(PROBLEM TO SOLVE): Find the lines that contain the word "smoke" and copy each one.

(RAW DATA):

## START

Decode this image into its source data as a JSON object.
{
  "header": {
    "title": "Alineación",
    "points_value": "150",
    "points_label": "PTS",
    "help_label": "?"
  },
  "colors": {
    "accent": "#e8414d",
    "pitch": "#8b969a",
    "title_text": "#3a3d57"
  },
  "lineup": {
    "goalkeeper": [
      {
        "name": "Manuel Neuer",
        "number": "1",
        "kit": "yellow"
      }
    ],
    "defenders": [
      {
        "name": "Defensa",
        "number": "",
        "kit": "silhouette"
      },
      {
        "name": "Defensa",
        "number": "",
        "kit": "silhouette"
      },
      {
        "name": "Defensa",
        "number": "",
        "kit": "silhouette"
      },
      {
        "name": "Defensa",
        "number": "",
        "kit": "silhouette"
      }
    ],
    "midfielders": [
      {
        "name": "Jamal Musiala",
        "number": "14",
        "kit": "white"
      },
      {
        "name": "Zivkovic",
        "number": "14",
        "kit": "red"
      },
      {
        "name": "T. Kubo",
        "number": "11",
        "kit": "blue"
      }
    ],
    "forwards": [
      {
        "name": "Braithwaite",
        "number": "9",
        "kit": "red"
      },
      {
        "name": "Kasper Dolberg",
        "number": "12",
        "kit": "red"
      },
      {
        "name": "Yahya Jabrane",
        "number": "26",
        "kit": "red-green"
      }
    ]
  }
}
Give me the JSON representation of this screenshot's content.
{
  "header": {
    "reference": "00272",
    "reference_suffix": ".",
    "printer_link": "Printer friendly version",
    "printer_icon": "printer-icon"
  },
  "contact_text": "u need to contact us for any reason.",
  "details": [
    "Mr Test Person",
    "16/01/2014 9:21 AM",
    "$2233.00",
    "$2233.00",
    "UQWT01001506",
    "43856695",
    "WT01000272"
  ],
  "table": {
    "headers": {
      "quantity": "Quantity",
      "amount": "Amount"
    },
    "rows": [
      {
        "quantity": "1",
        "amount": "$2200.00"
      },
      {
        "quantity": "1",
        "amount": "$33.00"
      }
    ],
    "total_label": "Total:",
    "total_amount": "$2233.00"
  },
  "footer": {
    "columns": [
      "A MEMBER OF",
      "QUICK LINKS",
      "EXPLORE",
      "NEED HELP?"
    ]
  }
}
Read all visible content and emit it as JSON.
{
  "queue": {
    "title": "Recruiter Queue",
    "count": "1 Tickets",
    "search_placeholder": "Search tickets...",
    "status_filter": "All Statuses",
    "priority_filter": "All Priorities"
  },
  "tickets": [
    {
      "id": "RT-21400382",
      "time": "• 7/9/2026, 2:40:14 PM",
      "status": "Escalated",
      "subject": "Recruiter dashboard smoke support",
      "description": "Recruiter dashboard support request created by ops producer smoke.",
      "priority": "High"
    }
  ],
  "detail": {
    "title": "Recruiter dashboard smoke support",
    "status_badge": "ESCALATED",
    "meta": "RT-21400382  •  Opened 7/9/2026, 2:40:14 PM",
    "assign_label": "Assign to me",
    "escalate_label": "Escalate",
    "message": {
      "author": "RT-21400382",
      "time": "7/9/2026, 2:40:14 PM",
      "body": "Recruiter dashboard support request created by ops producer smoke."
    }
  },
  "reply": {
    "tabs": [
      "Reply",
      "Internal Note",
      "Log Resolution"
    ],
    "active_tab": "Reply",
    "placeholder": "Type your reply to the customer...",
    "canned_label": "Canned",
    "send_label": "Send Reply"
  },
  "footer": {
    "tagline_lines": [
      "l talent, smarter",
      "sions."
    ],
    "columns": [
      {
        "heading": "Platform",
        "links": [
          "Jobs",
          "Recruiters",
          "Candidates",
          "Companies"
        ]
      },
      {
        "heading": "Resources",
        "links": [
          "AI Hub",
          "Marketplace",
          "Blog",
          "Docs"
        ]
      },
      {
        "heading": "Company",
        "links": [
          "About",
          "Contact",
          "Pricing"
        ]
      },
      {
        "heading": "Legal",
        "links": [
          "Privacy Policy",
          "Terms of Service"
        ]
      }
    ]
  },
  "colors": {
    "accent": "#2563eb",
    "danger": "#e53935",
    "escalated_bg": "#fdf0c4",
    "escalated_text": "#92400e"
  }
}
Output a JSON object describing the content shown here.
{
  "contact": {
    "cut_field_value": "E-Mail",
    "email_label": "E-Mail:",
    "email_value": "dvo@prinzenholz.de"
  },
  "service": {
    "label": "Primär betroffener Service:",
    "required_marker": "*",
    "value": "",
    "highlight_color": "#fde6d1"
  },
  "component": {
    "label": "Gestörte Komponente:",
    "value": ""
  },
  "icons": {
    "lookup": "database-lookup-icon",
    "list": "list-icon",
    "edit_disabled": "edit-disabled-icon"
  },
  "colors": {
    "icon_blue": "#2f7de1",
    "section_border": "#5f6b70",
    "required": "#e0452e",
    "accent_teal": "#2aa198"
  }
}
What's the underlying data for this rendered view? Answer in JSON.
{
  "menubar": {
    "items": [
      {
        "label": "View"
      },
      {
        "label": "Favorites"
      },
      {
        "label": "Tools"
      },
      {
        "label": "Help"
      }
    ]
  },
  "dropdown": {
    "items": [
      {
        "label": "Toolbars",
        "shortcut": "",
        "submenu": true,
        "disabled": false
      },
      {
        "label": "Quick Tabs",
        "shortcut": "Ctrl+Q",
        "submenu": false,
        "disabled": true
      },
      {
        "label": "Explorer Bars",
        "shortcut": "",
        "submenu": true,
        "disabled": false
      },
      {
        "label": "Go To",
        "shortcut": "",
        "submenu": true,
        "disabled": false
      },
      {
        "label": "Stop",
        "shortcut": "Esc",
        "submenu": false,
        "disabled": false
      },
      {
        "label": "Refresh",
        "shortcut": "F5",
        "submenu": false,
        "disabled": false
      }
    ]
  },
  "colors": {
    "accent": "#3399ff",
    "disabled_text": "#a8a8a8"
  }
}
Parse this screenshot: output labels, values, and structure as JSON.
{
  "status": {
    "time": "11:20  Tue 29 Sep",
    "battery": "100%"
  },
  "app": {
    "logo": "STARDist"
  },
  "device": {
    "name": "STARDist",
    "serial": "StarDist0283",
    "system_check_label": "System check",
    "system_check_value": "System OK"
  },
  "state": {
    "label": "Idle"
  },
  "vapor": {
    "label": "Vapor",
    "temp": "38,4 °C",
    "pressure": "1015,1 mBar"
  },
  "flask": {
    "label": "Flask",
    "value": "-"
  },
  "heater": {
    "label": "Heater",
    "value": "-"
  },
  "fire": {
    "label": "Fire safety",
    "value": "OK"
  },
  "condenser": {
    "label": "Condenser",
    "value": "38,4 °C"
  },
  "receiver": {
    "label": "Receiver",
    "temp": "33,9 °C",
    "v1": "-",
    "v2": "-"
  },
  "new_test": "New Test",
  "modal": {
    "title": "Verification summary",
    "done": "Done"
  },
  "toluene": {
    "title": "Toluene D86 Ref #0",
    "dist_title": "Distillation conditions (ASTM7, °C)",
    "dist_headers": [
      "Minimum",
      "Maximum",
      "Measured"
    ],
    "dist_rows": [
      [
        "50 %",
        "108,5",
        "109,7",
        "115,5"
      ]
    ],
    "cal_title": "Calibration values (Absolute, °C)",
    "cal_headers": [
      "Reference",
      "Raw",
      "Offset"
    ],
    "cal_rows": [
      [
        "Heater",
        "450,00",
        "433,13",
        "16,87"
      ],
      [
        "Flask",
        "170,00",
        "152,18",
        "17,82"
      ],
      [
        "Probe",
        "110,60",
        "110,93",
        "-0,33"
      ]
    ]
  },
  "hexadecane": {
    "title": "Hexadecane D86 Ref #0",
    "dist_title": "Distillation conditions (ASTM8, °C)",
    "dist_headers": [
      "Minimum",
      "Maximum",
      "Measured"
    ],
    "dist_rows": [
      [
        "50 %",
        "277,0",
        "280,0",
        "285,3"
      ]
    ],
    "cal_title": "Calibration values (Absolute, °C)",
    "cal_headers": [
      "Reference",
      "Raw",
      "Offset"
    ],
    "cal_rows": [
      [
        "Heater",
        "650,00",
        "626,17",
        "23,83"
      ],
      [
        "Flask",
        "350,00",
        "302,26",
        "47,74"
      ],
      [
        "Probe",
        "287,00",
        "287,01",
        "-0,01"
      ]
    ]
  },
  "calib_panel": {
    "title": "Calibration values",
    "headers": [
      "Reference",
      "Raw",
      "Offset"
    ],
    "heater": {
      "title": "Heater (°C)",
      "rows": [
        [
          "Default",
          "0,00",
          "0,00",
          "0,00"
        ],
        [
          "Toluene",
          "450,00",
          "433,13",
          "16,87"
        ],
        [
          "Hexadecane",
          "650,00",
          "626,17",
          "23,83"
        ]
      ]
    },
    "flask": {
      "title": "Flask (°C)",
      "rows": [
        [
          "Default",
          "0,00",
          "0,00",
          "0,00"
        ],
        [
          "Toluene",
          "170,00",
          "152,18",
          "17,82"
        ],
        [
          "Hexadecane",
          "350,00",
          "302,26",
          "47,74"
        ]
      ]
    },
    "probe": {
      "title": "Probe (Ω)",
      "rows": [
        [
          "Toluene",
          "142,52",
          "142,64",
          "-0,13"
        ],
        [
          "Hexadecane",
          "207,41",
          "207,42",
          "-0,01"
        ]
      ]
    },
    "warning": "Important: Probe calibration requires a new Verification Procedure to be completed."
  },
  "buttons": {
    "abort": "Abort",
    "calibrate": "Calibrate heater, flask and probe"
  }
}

## END

(SOLUTION FOR THIS EXERCISE):
      "subject": "Recruiter dashboard smoke support",
      "description": "Recruiter dashboard support request created by ops producer smoke.",
    "title": "Recruiter dashboard smoke support",
      "body": "Recruiter dashboard support request created by ops producer smoke."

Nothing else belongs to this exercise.